## [Written instruction]
Can you transcribe the data exactly? Leave the pictures out.

## [Given records]
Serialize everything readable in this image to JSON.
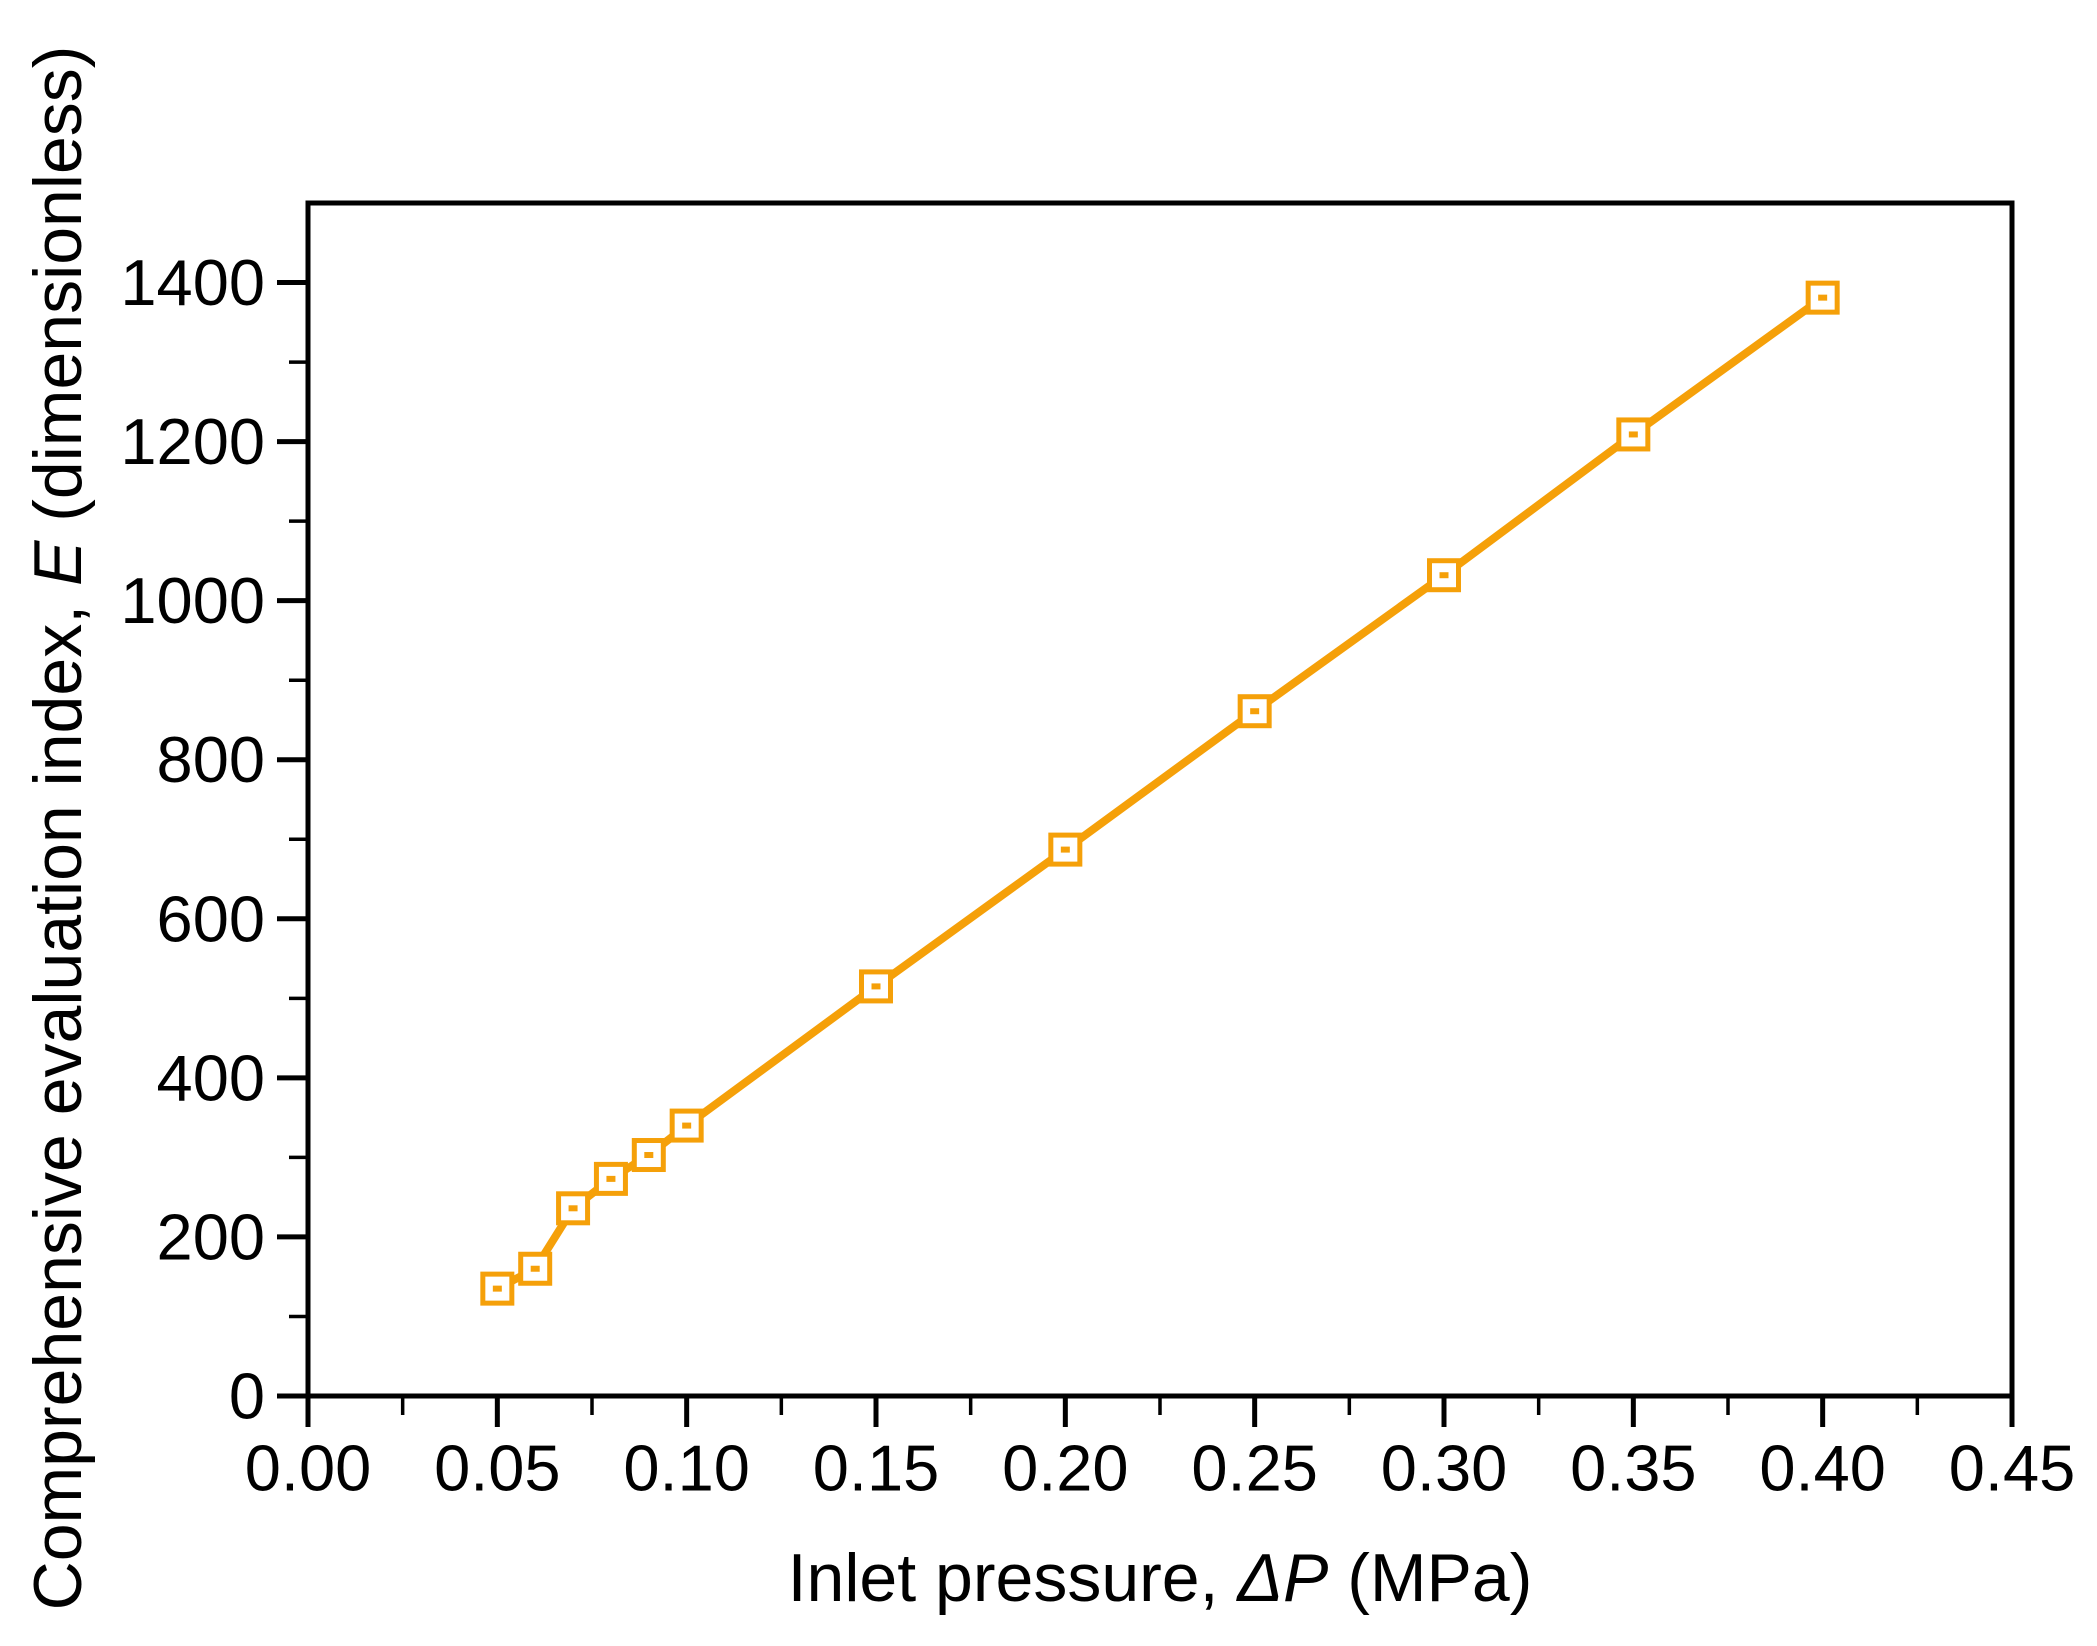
{
  "colors": {
    "background": "#ffffff",
    "axis": "#000000",
    "series": "#f5a009",
    "marker_fill": "#ffffff"
  },
  "chart_data": {
    "type": "line",
    "title": "",
    "xlabel": "Inlet pressure, ΔP (MPa)",
    "xlabel_segments": [
      {
        "text": "Inlet pressure, ",
        "italic": false
      },
      {
        "text": "ΔP",
        "italic": true
      },
      {
        "text": " (MPa)",
        "italic": false
      }
    ],
    "ylabel": "Comprehensive evaluation index, E (dimensionless)",
    "ylabel_segments": [
      {
        "text": "Comprehensive evaluation index, ",
        "italic": false
      },
      {
        "text": "E",
        "italic": true
      },
      {
        "text": " (dimensionless)",
        "italic": false
      }
    ],
    "xlim": [
      0,
      0.45
    ],
    "ylim": [
      0,
      1500
    ],
    "x_ticks": [
      0.0,
      0.05,
      0.1,
      0.15,
      0.2,
      0.25,
      0.3,
      0.35,
      0.4,
      0.45
    ],
    "x_tick_labels": [
      "0.00",
      "0.05",
      "0.10",
      "0.15",
      "0.20",
      "0.25",
      "0.30",
      "0.35",
      "0.40",
      "0.45"
    ],
    "y_ticks": [
      0,
      200,
      400,
      600,
      800,
      1000,
      1200,
      1400
    ],
    "y_tick_labels": [
      "0",
      "200",
      "400",
      "600",
      "800",
      "1000",
      "1200",
      "1400"
    ],
    "x_minor_step": 0.025,
    "y_minor_step": 100,
    "grid": false,
    "legend": "none",
    "series": [
      {
        "marker": "open-square-with-center-dot",
        "color": "#f5a009",
        "x": [
          0.05,
          0.06,
          0.07,
          0.08,
          0.09,
          0.1,
          0.15,
          0.2,
          0.25,
          0.3,
          0.35,
          0.4
        ],
        "y": [
          135,
          160,
          236,
          273,
          303,
          340,
          515,
          687,
          861,
          1032,
          1209,
          1381
        ]
      }
    ]
  }
}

## [Task solution]
Serialize everything readable in this image to JSON.
{
  "colors": {
    "background": "#ffffff",
    "axis": "#000000",
    "series": "#f5a009",
    "marker_fill": "#ffffff"
  },
  "chart_data": {
    "type": "line",
    "title": "",
    "xlabel": "Inlet pressure, ΔP (MPa)",
    "xlabel_segments": [
      {
        "text": "Inlet pressure, ",
        "italic": false
      },
      {
        "text": "ΔP",
        "italic": true
      },
      {
        "text": " (MPa)",
        "italic": false
      }
    ],
    "ylabel": "Comprehensive evaluation index, E (dimensionless)",
    "ylabel_segments": [
      {
        "text": "Comprehensive evaluation index, ",
        "italic": false
      },
      {
        "text": "E",
        "italic": true
      },
      {
        "text": " (dimensionless)",
        "italic": false
      }
    ],
    "xlim": [
      0,
      0.45
    ],
    "ylim": [
      0,
      1500
    ],
    "x_ticks": [
      0.0,
      0.05,
      0.1,
      0.15,
      0.2,
      0.25,
      0.3,
      0.35,
      0.4,
      0.45
    ],
    "x_tick_labels": [
      "0.00",
      "0.05",
      "0.10",
      "0.15",
      "0.20",
      "0.25",
      "0.30",
      "0.35",
      "0.40",
      "0.45"
    ],
    "y_ticks": [
      0,
      200,
      400,
      600,
      800,
      1000,
      1200,
      1400
    ],
    "y_tick_labels": [
      "0",
      "200",
      "400",
      "600",
      "800",
      "1000",
      "1200",
      "1400"
    ],
    "x_minor_step": 0.025,
    "y_minor_step": 100,
    "grid": false,
    "legend": "none",
    "series": [
      {
        "marker": "open-square-with-center-dot",
        "color": "#f5a009",
        "x": [
          0.05,
          0.06,
          0.07,
          0.08,
          0.09,
          0.1,
          0.15,
          0.2,
          0.25,
          0.3,
          0.35,
          0.4
        ],
        "y": [
          135,
          160,
          236,
          273,
          303,
          340,
          515,
          687,
          861,
          1032,
          1209,
          1381
        ]
      }
    ]
  }
}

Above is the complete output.